--- SET PROBLEM ---
Keep the pictures out and restate every record exactly.

--- EXTRACTED RECORDS ---
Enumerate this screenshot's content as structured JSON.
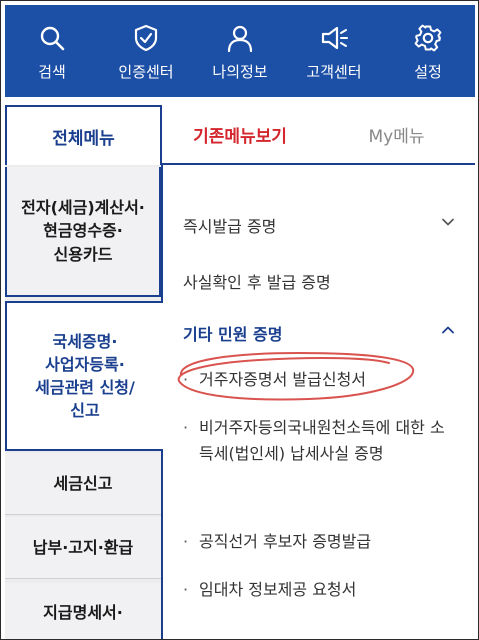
{
  "topnav": {
    "items": [
      {
        "label": "검색",
        "icon": "search-icon"
      },
      {
        "label": "인증센터",
        "icon": "shield-check-icon"
      },
      {
        "label": "나의정보",
        "icon": "person-icon"
      },
      {
        "label": "고객센터",
        "icon": "megaphone-icon"
      },
      {
        "label": "설정",
        "icon": "gear-icon"
      }
    ],
    "background": "#1c4fa6"
  },
  "tabs": [
    {
      "label": "전체메뉴",
      "active": true
    },
    {
      "label": "기존메뉴보기",
      "active": false
    },
    {
      "label": "My메뉴",
      "active": false
    }
  ],
  "categories": [
    {
      "label": "전자(세금)계산서·\n현금영수증·\n신용카드"
    },
    {
      "label": "국세증명·\n사업자등록·\n세금관련 신청/\n신고",
      "selected": true
    },
    {
      "label": "세금신고"
    },
    {
      "label": "납부·고지·환급"
    },
    {
      "label": "지급명세서·"
    }
  ],
  "menu": {
    "sections": [
      {
        "label": "즉시발급 증명",
        "expanded": false
      },
      {
        "label": "사실확인 후 발급 증명"
      },
      {
        "label": "기타 민원 증명",
        "expanded": true
      }
    ],
    "sub_items": [
      {
        "label": "거주자증명서 발급신청서"
      },
      {
        "label": "비거주자등의국내원천소득에 대한 소득세(법인세) 납세사실 증명"
      },
      {
        "label": "공직선거 후보자 증명발급"
      },
      {
        "label": "임대차 정보제공 요청서"
      }
    ]
  },
  "colors": {
    "accent": "#1a3f8f",
    "highlight_tab": "#d4262c",
    "annotation": "#d9534f"
  }
}
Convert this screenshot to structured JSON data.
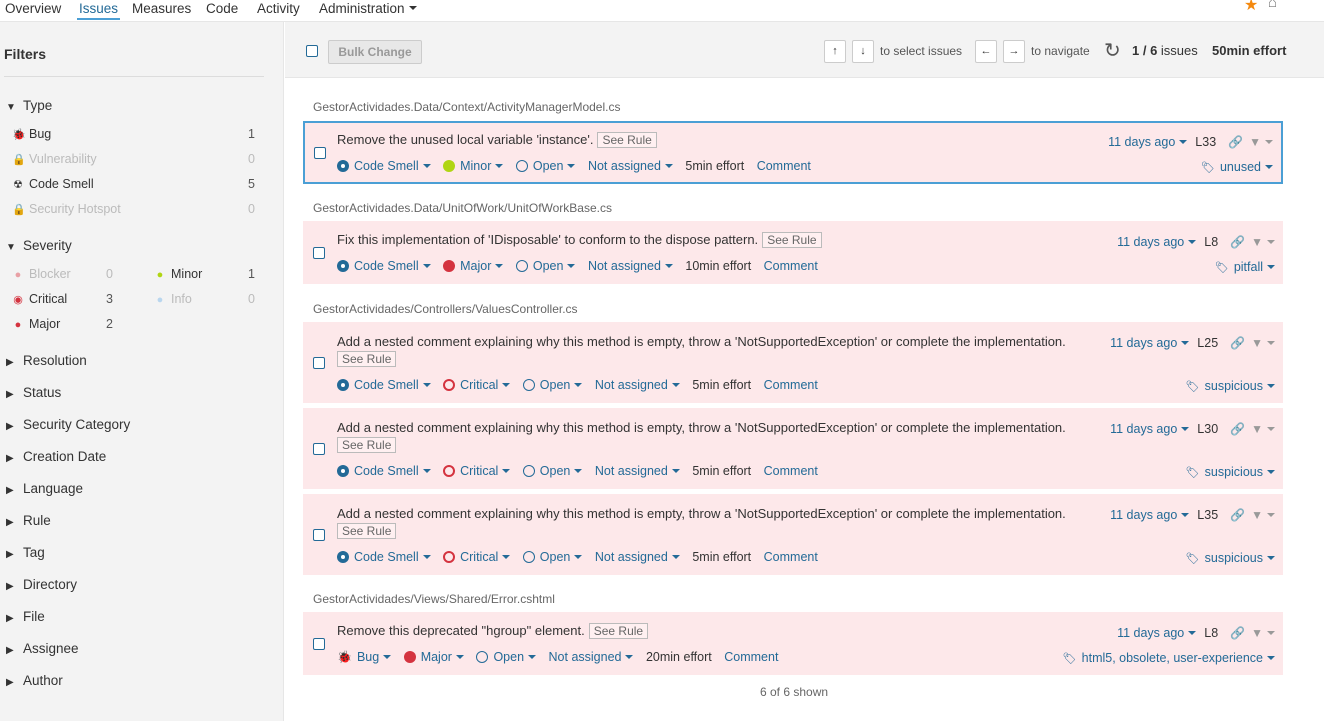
{
  "nav": {
    "tabs": [
      "Overview",
      "Issues",
      "Measures",
      "Code",
      "Activity",
      "Administration"
    ],
    "active": "Issues"
  },
  "sidebar": {
    "title": "Filters",
    "type": {
      "label": "Type",
      "items": [
        {
          "label": "Bug",
          "count": "1",
          "icon": "bug-icon",
          "disabled": false
        },
        {
          "label": "Vulnerability",
          "count": "0",
          "icon": "lock-icon",
          "disabled": true
        },
        {
          "label": "Code Smell",
          "count": "5",
          "icon": "code-smell-icon",
          "disabled": false
        },
        {
          "label": "Security Hotspot",
          "count": "0",
          "icon": "lock-icon",
          "disabled": true
        }
      ]
    },
    "severity": {
      "label": "Severity",
      "items": [
        {
          "label": "Blocker",
          "count": "0",
          "disabled": true
        },
        {
          "label": "Minor",
          "count": "1",
          "disabled": false
        },
        {
          "label": "Critical",
          "count": "3",
          "disabled": false
        },
        {
          "label": "Info",
          "count": "0",
          "disabled": true
        },
        {
          "label": "Major",
          "count": "2",
          "disabled": false
        }
      ]
    },
    "facets": [
      "Resolution",
      "Status",
      "Security Category",
      "Creation Date",
      "Language",
      "Rule",
      "Tag",
      "Directory",
      "File",
      "Assignee",
      "Author"
    ]
  },
  "toolbar": {
    "bulk_change": "Bulk Change",
    "up_key": "↑",
    "down_key": "↓",
    "select_text": "to select issues",
    "left_key": "←",
    "right_key": "→",
    "navigate_text": "to navigate",
    "issues_count": "1 / 6",
    "issues_word": "issues",
    "effort": "50min effort"
  },
  "files": [
    "GestorActividades.Data/Context/ActivityManagerModel.cs",
    "GestorActividades.Data/UnitOfWork/UnitOfWorkBase.cs",
    "GestorActividades/Controllers/ValuesController.cs",
    "GestorActividades/Views/Shared/Error.cshtml"
  ],
  "see_rule": "See Rule",
  "issues": [
    {
      "message": "Remove the unused local variable 'instance'.",
      "type": "Code Smell",
      "severity": "Minor",
      "status": "Open",
      "assignee": "Not assigned",
      "effort": "5min effort",
      "comment": "Comment",
      "age": "11 days ago",
      "line": "L33",
      "tags": "unused"
    },
    {
      "message": "Fix this implementation of 'IDisposable' to conform to the dispose pattern.",
      "type": "Code Smell",
      "severity": "Major",
      "status": "Open",
      "assignee": "Not assigned",
      "effort": "10min effort",
      "comment": "Comment",
      "age": "11 days ago",
      "line": "L8",
      "tags": "pitfall"
    },
    {
      "message": "Add a nested comment explaining why this method is empty, throw a 'NotSupportedException' or complete the implementation.",
      "type": "Code Smell",
      "severity": "Critical",
      "status": "Open",
      "assignee": "Not assigned",
      "effort": "5min effort",
      "comment": "Comment",
      "age": "11 days ago",
      "line": "L25",
      "tags": "suspicious"
    },
    {
      "message": "Add a nested comment explaining why this method is empty, throw a 'NotSupportedException' or complete the implementation.",
      "type": "Code Smell",
      "severity": "Critical",
      "status": "Open",
      "assignee": "Not assigned",
      "effort": "5min effort",
      "comment": "Comment",
      "age": "11 days ago",
      "line": "L30",
      "tags": "suspicious"
    },
    {
      "message": "Add a nested comment explaining why this method is empty, throw a 'NotSupportedException' or complete the implementation.",
      "type": "Code Smell",
      "severity": "Critical",
      "status": "Open",
      "assignee": "Not assigned",
      "effort": "5min effort",
      "comment": "Comment",
      "age": "11 days ago",
      "line": "L35",
      "tags": "suspicious"
    },
    {
      "message": "Remove this deprecated \"hgroup\" element.",
      "type": "Bug",
      "severity": "Major",
      "status": "Open",
      "assignee": "Not assigned",
      "effort": "20min effort",
      "comment": "Comment",
      "age": "11 days ago",
      "line": "L8",
      "tags": "html5, obsolete, user-experience"
    }
  ],
  "footer": {
    "shown": "6 of 6 shown"
  },
  "colors": {
    "accent": "#236a97",
    "issue_bg": "#fde8ea",
    "critical": "#d4333f",
    "minor": "#b0d513",
    "star": "#f4890f"
  }
}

--- OUTPUT OF THE EXERCISE ---
Enumerate this screenshot's content as structured JSON.
{
  "topnav": {
    "items": [
      {
        "label": "검색",
        "icon": "search-icon"
      },
      {
        "label": "인증센터",
        "icon": "shield-check-icon"
      },
      {
        "label": "나의정보",
        "icon": "person-icon"
      },
      {
        "label": "고객센터",
        "icon": "megaphone-icon"
      },
      {
        "label": "설정",
        "icon": "gear-icon"
      }
    ],
    "background": "#1c4fa6"
  },
  "tabs": [
    {
      "label": "전체메뉴",
      "active": true
    },
    {
      "label": "기존메뉴보기",
      "active": false
    },
    {
      "label": "My메뉴",
      "active": false
    }
  ],
  "categories": [
    {
      "label": "전자(세금)계산서·\n현금영수증·\n신용카드"
    },
    {
      "label": "국세증명·\n사업자등록·\n세금관련 신청/\n신고",
      "selected": true
    },
    {
      "label": "세금신고"
    },
    {
      "label": "납부·고지·환급"
    },
    {
      "label": "지급명세서·"
    }
  ],
  "menu": {
    "sections": [
      {
        "label": "즉시발급 증명",
        "expanded": false
      },
      {
        "label": "사실확인 후 발급 증명"
      },
      {
        "label": "기타 민원 증명",
        "expanded": true
      }
    ],
    "sub_items": [
      {
        "label": "거주자증명서 발급신청서"
      },
      {
        "label": "비거주자등의국내원천소득에 대한 소득세(법인세) 납세사실 증명"
      },
      {
        "label": "공직선거 후보자 증명발급"
      },
      {
        "label": "임대차 정보제공 요청서"
      }
    ]
  },
  "colors": {
    "accent": "#1a3f8f",
    "highlight_tab": "#d4262c",
    "annotation": "#d9534f"
  }
}
Convert this screenshot to structured JSON data.
{
  "nav": {
    "tabs": [
      "Overview",
      "Issues",
      "Measures",
      "Code",
      "Activity",
      "Administration"
    ],
    "active": "Issues"
  },
  "sidebar": {
    "title": "Filters",
    "type": {
      "label": "Type",
      "items": [
        {
          "label": "Bug",
          "count": "1",
          "icon": "bug-icon",
          "disabled": false
        },
        {
          "label": "Vulnerability",
          "count": "0",
          "icon": "lock-icon",
          "disabled": true
        },
        {
          "label": "Code Smell",
          "count": "5",
          "icon": "code-smell-icon",
          "disabled": false
        },
        {
          "label": "Security Hotspot",
          "count": "0",
          "icon": "lock-icon",
          "disabled": true
        }
      ]
    },
    "severity": {
      "label": "Severity",
      "items": [
        {
          "label": "Blocker",
          "count": "0",
          "disabled": true
        },
        {
          "label": "Minor",
          "count": "1",
          "disabled": false
        },
        {
          "label": "Critical",
          "count": "3",
          "disabled": false
        },
        {
          "label": "Info",
          "count": "0",
          "disabled": true
        },
        {
          "label": "Major",
          "count": "2",
          "disabled": false
        }
      ]
    },
    "facets": [
      "Resolution",
      "Status",
      "Security Category",
      "Creation Date",
      "Language",
      "Rule",
      "Tag",
      "Directory",
      "File",
      "Assignee",
      "Author"
    ]
  },
  "toolbar": {
    "bulk_change": "Bulk Change",
    "up_key": "↑",
    "down_key": "↓",
    "select_text": "to select issues",
    "left_key": "←",
    "right_key": "→",
    "navigate_text": "to navigate",
    "issues_count": "1 / 6",
    "issues_word": "issues",
    "effort": "50min effort"
  },
  "files": [
    "GestorActividades.Data/Context/ActivityManagerModel.cs",
    "GestorActividades.Data/UnitOfWork/UnitOfWorkBase.cs",
    "GestorActividades/Controllers/ValuesController.cs",
    "GestorActividades/Views/Shared/Error.cshtml"
  ],
  "see_rule": "See Rule",
  "issues": [
    {
      "message": "Remove the unused local variable 'instance'.",
      "type": "Code Smell",
      "severity": "Minor",
      "status": "Open",
      "assignee": "Not assigned",
      "effort": "5min effort",
      "comment": "Comment",
      "age": "11 days ago",
      "line": "L33",
      "tags": "unused"
    },
    {
      "message": "Fix this implementation of 'IDisposable' to conform to the dispose pattern.",
      "type": "Code Smell",
      "severity": "Major",
      "status": "Open",
      "assignee": "Not assigned",
      "effort": "10min effort",
      "comment": "Comment",
      "age": "11 days ago",
      "line": "L8",
      "tags": "pitfall"
    },
    {
      "message": "Add a nested comment explaining why this method is empty, throw a 'NotSupportedException' or complete the implementation.",
      "type": "Code Smell",
      "severity": "Critical",
      "status": "Open",
      "assignee": "Not assigned",
      "effort": "5min effort",
      "comment": "Comment",
      "age": "11 days ago",
      "line": "L25",
      "tags": "suspicious"
    },
    {
      "message": "Add a nested comment explaining why this method is empty, throw a 'NotSupportedException' or complete the implementation.",
      "type": "Code Smell",
      "severity": "Critical",
      "status": "Open",
      "assignee": "Not assigned",
      "effort": "5min effort",
      "comment": "Comment",
      "age": "11 days ago",
      "line": "L30",
      "tags": "suspicious"
    },
    {
      "message": "Add a nested comment explaining why this method is empty, throw a 'NotSupportedException' or complete the implementation.",
      "type": "Code Smell",
      "severity": "Critical",
      "status": "Open",
      "assignee": "Not assigned",
      "effort": "5min effort",
      "comment": "Comment",
      "age": "11 days ago",
      "line": "L35",
      "tags": "suspicious"
    },
    {
      "message": "Remove this deprecated \"hgroup\" element.",
      "type": "Bug",
      "severity": "Major",
      "status": "Open",
      "assignee": "Not assigned",
      "effort": "20min effort",
      "comment": "Comment",
      "age": "11 days ago",
      "line": "L8",
      "tags": "html5, obsolete, user-experience"
    }
  ],
  "footer": {
    "shown": "6 of 6 shown"
  },
  "colors": {
    "accent": "#236a97",
    "issue_bg": "#fde8ea",
    "critical": "#d4333f",
    "minor": "#b0d513",
    "star": "#f4890f"
  }
}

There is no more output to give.